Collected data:
__________

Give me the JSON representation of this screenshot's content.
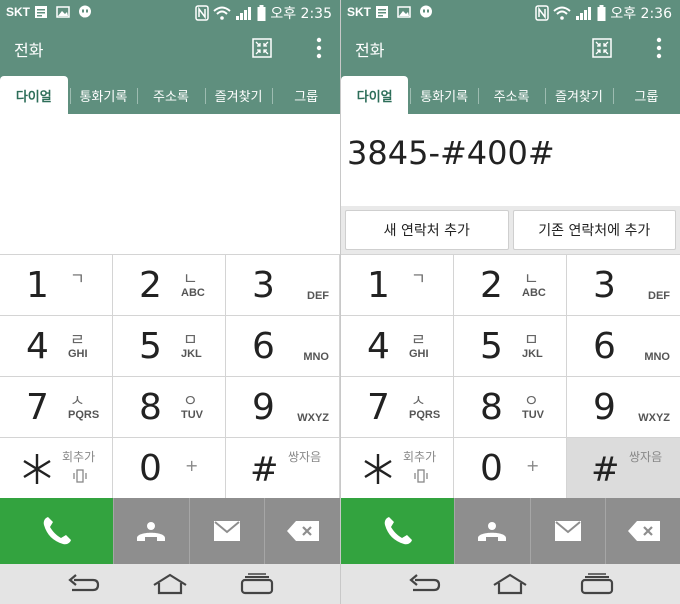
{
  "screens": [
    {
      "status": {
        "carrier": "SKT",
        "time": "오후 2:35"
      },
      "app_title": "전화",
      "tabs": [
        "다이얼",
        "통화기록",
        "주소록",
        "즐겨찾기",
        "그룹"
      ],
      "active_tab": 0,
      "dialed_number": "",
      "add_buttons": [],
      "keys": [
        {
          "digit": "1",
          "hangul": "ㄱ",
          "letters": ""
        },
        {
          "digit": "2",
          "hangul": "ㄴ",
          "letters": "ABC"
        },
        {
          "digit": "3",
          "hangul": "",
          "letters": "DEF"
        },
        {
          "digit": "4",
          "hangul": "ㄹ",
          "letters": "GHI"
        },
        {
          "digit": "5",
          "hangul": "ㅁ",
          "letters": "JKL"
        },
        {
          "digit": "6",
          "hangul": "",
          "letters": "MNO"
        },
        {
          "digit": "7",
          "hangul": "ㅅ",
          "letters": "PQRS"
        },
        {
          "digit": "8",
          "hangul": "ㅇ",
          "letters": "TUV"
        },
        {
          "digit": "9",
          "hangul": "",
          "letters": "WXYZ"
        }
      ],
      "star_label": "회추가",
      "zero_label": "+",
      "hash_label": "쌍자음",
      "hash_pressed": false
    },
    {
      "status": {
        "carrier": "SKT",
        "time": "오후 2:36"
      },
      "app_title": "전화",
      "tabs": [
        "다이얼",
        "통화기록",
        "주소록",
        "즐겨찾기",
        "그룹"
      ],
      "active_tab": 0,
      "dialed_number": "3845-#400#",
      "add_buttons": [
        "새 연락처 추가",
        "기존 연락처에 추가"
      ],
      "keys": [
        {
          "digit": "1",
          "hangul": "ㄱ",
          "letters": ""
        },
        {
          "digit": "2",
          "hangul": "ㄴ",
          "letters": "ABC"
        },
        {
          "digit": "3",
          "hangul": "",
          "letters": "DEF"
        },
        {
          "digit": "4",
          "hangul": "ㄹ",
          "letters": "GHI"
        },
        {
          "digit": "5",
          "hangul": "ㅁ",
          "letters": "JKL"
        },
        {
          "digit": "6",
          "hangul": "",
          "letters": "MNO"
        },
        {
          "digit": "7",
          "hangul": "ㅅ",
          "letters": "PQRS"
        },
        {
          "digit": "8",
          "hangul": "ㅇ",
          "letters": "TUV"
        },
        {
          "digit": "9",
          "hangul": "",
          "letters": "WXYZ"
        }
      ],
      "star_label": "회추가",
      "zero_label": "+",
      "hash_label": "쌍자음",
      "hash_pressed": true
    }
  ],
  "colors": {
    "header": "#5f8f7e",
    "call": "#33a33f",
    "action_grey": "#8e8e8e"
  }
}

__________

(TO DO) Without the pictures, reproduce every line of the records above exactly.

(THE REPLY)
Give me the JSON representation of this screenshot's content.
{
  "screens": [
    {
      "status": {
        "carrier": "SKT",
        "time": "오후 2:35"
      },
      "app_title": "전화",
      "tabs": [
        "다이얼",
        "통화기록",
        "주소록",
        "즐겨찾기",
        "그룹"
      ],
      "active_tab": 0,
      "dialed_number": "",
      "add_buttons": [],
      "keys": [
        {
          "digit": "1",
          "hangul": "ㄱ",
          "letters": ""
        },
        {
          "digit": "2",
          "hangul": "ㄴ",
          "letters": "ABC"
        },
        {
          "digit": "3",
          "hangul": "",
          "letters": "DEF"
        },
        {
          "digit": "4",
          "hangul": "ㄹ",
          "letters": "GHI"
        },
        {
          "digit": "5",
          "hangul": "ㅁ",
          "letters": "JKL"
        },
        {
          "digit": "6",
          "hangul": "",
          "letters": "MNO"
        },
        {
          "digit": "7",
          "hangul": "ㅅ",
          "letters": "PQRS"
        },
        {
          "digit": "8",
          "hangul": "ㅇ",
          "letters": "TUV"
        },
        {
          "digit": "9",
          "hangul": "",
          "letters": "WXYZ"
        }
      ],
      "star_label": "회추가",
      "zero_label": "+",
      "hash_label": "쌍자음",
      "hash_pressed": false
    },
    {
      "status": {
        "carrier": "SKT",
        "time": "오후 2:36"
      },
      "app_title": "전화",
      "tabs": [
        "다이얼",
        "통화기록",
        "주소록",
        "즐겨찾기",
        "그룹"
      ],
      "active_tab": 0,
      "dialed_number": "3845-#400#",
      "add_buttons": [
        "새 연락처 추가",
        "기존 연락처에 추가"
      ],
      "keys": [
        {
          "digit": "1",
          "hangul": "ㄱ",
          "letters": ""
        },
        {
          "digit": "2",
          "hangul": "ㄴ",
          "letters": "ABC"
        },
        {
          "digit": "3",
          "hangul": "",
          "letters": "DEF"
        },
        {
          "digit": "4",
          "hangul": "ㄹ",
          "letters": "GHI"
        },
        {
          "digit": "5",
          "hangul": "ㅁ",
          "letters": "JKL"
        },
        {
          "digit": "6",
          "hangul": "",
          "letters": "MNO"
        },
        {
          "digit": "7",
          "hangul": "ㅅ",
          "letters": "PQRS"
        },
        {
          "digit": "8",
          "hangul": "ㅇ",
          "letters": "TUV"
        },
        {
          "digit": "9",
          "hangul": "",
          "letters": "WXYZ"
        }
      ],
      "star_label": "회추가",
      "zero_label": "+",
      "hash_label": "쌍자음",
      "hash_pressed": true
    }
  ],
  "colors": {
    "header": "#5f8f7e",
    "call": "#33a33f",
    "action_grey": "#8e8e8e"
  }
}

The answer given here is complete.